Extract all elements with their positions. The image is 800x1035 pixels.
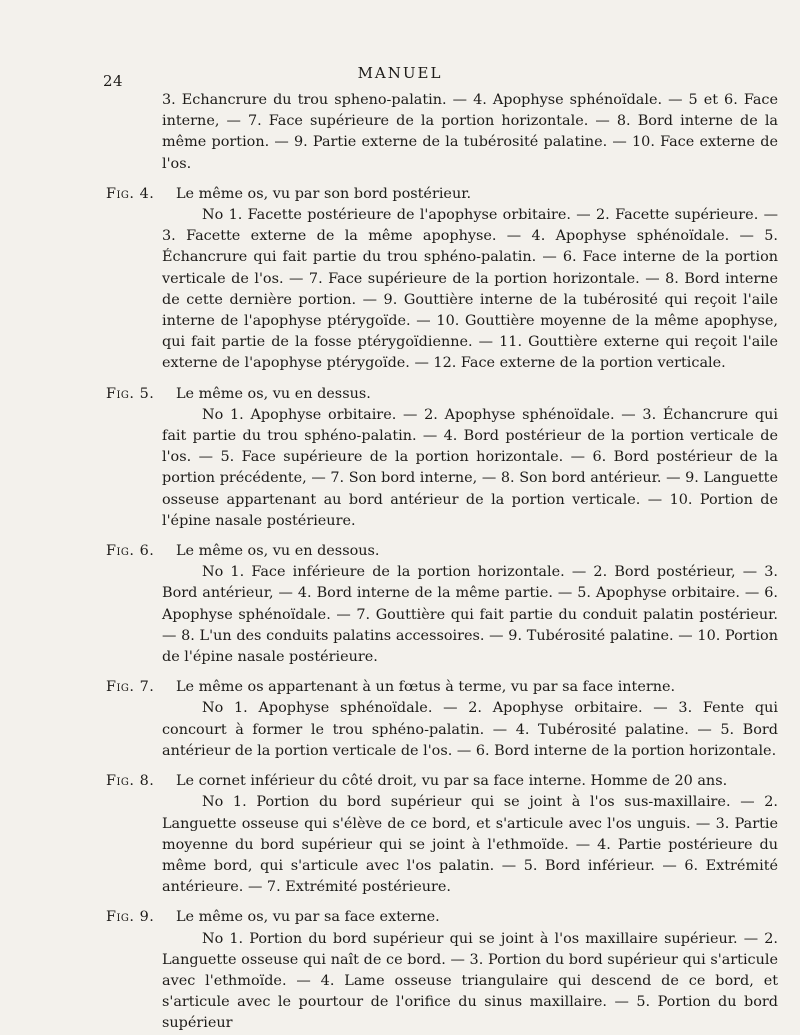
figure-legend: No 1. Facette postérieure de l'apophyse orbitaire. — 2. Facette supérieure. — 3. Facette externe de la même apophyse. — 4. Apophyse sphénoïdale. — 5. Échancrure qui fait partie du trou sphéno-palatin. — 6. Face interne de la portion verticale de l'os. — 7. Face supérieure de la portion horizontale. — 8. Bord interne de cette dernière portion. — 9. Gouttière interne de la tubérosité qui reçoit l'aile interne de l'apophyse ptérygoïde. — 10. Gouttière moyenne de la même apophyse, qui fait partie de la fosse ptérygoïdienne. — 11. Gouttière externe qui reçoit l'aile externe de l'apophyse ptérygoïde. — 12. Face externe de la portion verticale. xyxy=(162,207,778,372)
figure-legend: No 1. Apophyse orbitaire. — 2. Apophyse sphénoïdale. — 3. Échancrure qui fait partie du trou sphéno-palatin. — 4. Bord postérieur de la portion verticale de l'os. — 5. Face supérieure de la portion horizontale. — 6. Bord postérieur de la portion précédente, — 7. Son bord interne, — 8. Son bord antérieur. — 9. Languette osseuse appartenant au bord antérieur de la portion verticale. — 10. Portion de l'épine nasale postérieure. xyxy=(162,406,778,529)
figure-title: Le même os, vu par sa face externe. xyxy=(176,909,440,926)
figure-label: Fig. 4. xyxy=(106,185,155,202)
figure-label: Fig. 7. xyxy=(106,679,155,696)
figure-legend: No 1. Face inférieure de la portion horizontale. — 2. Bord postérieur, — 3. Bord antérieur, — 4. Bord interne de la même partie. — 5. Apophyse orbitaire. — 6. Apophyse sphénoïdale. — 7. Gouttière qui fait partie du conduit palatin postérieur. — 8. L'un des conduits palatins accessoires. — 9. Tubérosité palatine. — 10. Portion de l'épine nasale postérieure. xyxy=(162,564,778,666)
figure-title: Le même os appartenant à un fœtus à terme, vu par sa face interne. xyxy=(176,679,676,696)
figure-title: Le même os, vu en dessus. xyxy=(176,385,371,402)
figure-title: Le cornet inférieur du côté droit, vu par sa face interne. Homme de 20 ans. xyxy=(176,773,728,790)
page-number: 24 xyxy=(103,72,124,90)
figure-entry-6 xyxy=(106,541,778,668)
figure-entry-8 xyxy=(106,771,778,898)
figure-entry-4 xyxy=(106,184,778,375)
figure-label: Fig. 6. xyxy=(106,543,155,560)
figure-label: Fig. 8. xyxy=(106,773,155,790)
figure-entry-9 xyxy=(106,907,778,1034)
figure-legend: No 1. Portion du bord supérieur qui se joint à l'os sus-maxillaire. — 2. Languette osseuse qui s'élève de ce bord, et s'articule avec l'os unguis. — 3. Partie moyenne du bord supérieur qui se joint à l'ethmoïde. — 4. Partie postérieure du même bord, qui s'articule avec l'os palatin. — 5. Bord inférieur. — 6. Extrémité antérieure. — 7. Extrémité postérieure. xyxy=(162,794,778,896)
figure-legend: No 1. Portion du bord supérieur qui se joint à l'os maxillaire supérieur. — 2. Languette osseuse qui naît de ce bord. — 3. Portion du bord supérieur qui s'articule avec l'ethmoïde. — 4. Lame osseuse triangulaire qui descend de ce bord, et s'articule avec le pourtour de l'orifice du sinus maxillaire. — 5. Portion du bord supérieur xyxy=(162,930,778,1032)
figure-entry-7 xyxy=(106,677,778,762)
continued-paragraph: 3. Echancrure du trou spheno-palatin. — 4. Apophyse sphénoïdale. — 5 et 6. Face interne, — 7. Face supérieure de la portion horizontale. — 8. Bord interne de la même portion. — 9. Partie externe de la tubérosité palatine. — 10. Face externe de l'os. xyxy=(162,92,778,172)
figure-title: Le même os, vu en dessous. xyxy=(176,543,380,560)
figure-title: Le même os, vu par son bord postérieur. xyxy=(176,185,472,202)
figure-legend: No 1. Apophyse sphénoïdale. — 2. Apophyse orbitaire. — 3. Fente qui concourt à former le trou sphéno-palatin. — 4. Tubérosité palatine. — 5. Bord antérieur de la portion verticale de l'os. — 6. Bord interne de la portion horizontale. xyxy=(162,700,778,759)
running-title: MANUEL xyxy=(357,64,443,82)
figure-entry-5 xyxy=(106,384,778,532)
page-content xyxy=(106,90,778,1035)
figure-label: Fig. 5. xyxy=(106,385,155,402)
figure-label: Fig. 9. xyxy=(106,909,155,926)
● ● ● ● ● ● ●
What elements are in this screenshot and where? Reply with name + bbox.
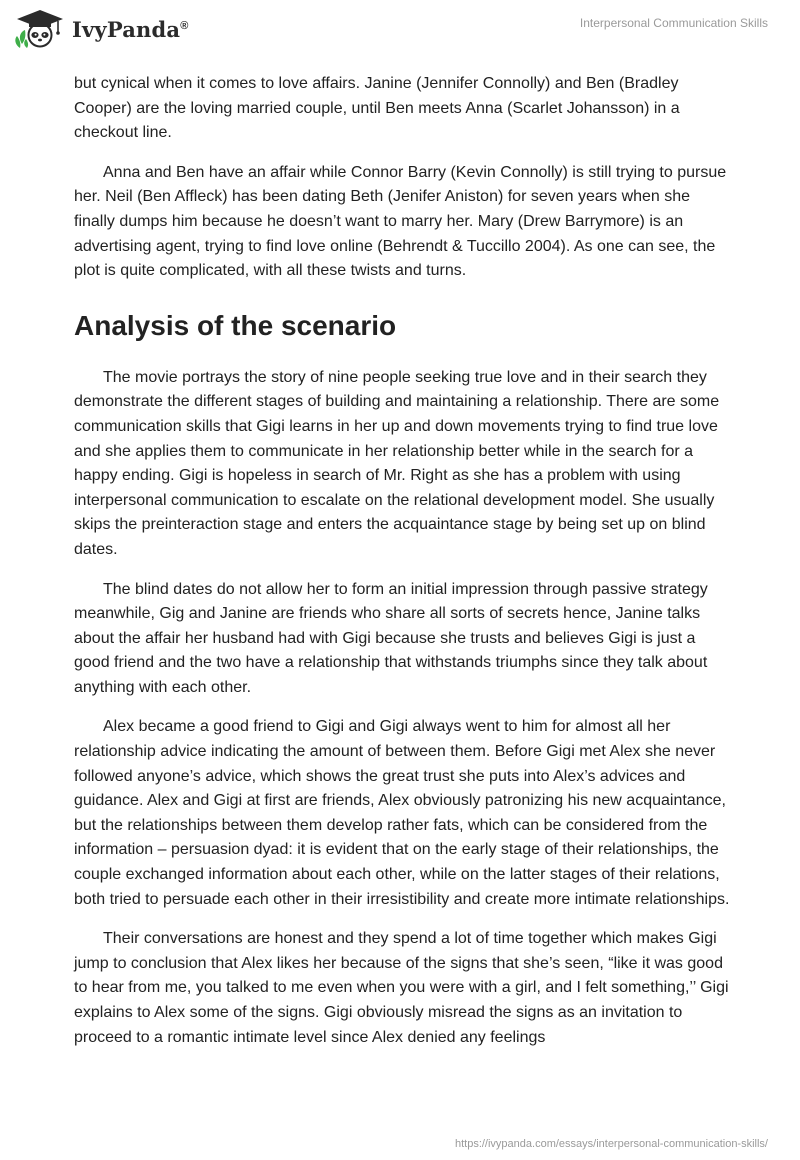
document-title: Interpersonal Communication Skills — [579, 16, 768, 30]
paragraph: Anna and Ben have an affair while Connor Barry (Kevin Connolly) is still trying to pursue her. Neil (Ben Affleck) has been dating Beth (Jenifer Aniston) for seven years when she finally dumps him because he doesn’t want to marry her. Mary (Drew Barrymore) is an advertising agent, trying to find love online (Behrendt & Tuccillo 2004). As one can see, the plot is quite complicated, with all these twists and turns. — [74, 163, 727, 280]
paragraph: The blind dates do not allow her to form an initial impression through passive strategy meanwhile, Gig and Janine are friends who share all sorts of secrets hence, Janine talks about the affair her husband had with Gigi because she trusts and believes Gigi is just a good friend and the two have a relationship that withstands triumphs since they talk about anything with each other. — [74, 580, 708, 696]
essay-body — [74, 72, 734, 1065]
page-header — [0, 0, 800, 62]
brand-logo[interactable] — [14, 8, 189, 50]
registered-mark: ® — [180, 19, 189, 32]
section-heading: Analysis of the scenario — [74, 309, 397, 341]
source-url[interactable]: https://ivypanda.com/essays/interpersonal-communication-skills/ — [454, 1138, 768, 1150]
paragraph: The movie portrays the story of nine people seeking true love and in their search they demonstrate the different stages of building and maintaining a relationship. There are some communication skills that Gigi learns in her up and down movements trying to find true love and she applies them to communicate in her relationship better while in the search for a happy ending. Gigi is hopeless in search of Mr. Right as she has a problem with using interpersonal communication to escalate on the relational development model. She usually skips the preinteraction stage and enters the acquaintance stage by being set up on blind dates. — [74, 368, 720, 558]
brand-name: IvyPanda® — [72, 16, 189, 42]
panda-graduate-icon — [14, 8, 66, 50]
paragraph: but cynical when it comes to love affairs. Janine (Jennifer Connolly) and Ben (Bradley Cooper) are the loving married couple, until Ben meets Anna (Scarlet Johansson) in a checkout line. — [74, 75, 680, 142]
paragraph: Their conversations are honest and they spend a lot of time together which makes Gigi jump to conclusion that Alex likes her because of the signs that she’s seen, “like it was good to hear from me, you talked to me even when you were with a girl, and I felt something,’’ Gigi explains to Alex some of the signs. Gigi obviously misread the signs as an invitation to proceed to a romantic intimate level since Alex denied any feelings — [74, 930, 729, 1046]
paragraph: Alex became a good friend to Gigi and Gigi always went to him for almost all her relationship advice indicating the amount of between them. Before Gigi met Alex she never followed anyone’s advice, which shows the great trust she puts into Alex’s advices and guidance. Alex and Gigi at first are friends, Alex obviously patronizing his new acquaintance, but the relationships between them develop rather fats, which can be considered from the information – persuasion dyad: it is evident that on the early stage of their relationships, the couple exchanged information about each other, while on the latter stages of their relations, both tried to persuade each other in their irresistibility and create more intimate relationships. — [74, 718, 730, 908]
● ● ● ● ● ● ●
> **Your instructions**
Copy the rows from the line with "document-title: Interpersonal Communication" to the line with "paragraph: Anna and" character for character.

> **Result of this task**
document-title: Interpersonal Communication Skills — [579, 16, 768, 30]
paragraph: Anna and Ben have an affair while Connor Barry (Kevin Connolly) is still trying to pursue her. Neil (Ben Affleck) has been dating Beth (Jenifer Aniston) for seven years when she finally dumps him because he doesn’t want to marry her. Mary (Drew Barrymore) is an advertising agent, trying to find love online (Behrendt & Tuccillo 2004). As one can see, the plot is quite complicated, with all these twists and turns. — [74, 163, 727, 280]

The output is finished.